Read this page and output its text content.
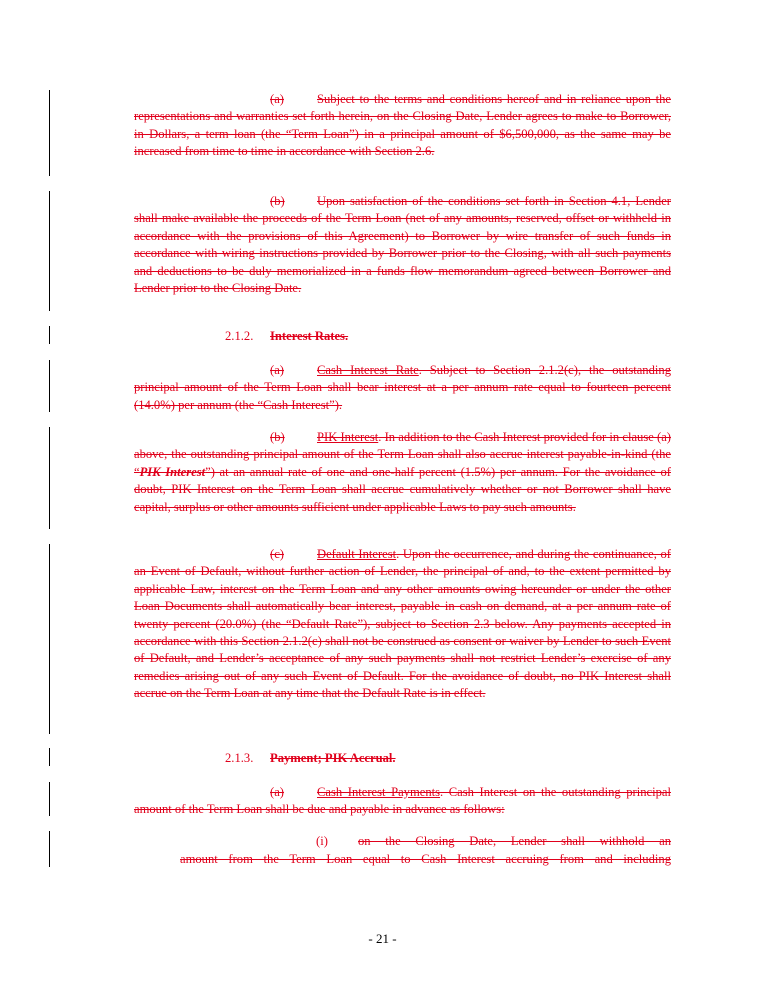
(a)	Subject to the terms and conditions hereof and in reliance upon the representations and warranties set forth herein, on the Closing Date, Lender agrees to make to Borrower, in Dollars, a term loan (the “Term Loan”) in a principal amount of $6,500,000, as the same may be increased from time to time in accordance with Section 2.6.

(b)	Upon satisfaction of the conditions set forth in Section 4.1, Lender shall make available the proceeds of the Term Loan (net of any amounts, reserved, offset or withheld in accordance with the provisions of this Agreement) to Borrower by wire transfer of such funds in accordance with wiring instructions provided by Borrower prior to the Closing, with all such payments and deductions to be duly memorialized in a funds flow memorandum agreed between Borrower and Lender prior to the Closing Date.

2.1.2. Interest Rates.

(a)	Cash Interest Rate. Subject to Section 2.1.2(c), the outstanding principal amount of the Term Loan shall bear interest at a per annum rate equal to fourteen percent (14.0%) per annum (the “Cash Interest”).

(b)	PIK Interest. In addition to the Cash Interest provided for in clause (a) above, the outstanding principal amount of the Term Loan shall also accrue interest payable-in-kind (the “PIK Interest”) at an annual rate of one and one-half percent (1.5%) per annum. For the avoidance of doubt, PIK Interest on the Term Loan shall accrue cumulatively whether or not Borrower shall have capital, surplus or other amounts sufficient under applicable Laws to pay such amounts.

(c)	Default Interest. Upon the occurrence, and during the continuance, of an Event of Default, without further action of Lender, the principal of and, to the extent permitted by applicable Law, interest on the Term Loan and any other amounts owing hereunder or under the other Loan Documents shall automatically bear interest, payable in cash on demand, at a per annum rate of twenty percent (20.0%) (the “Default Rate”), subject to Section 2.3 below. Any payments accepted in accordance with this Section 2.1.2(c) shall not be construed as consent or waiver by Lender to such Event of Default, and Lender’s acceptance of any such payments shall not restrict Lender’s exercise of any remedies arising out of any such Event of Default. For the avoidance of doubt, no PIK Interest shall accrue on the Term Loan at any time that the Default Rate is in effect.

2.1.3. Payment; PIK Accrual.

(a)	Cash Interest Payments. Cash Interest on the outstanding principal amount of the Term Loan shall be due and payable in advance as follows:

(i) on the Closing Date, Lender shall withhold an

amount from the Term Loan equal to Cash Interest accruing from and including

- 21 -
• • •
→ Instructions to follow
From the listing above, copy out each line where the word "under" appears.

→ Expected answer
(b)	PIK Interest. In addition to the Cash Interest provided for in clause (a) above, the outstanding principal amount of the Term Loan shall also accrue interest payable-in-kind (the “PIK Interest”) at an annual rate of one and one-half percent (1.5%) per annum. For the avoidance of doubt, PIK Interest on the Term Loan shall accrue cumulatively whether or not Borrower shall have capital, surplus or other amounts sufficient under applicable Laws to pay such amounts.
(c)	Default Interest. Upon the occurrence, and during the continuance, of an Event of Default, without further action of Lender, the principal of and, to the extent permitted by applicable Law, interest on the Term Loan and any other amounts owing hereunder or under the other Loan Documents shall automatically bear interest, payable in cash on demand, at a per annum rate of twenty percent (20.0%) (the “Default Rate”), subject to Section 2.3 below. Any payments accepted in accordance with this Section 2.1.2(c) shall not be construed as consent or waiver by Lender to such Event of Default, and Lender’s acceptance of any such payments shall not restrict Lender’s exercise of any remedies arising out of any such Event of Default. For the avoidance of doubt, no PIK Interest shall accrue on the Term Loan at any time that the Default Rate is in effect.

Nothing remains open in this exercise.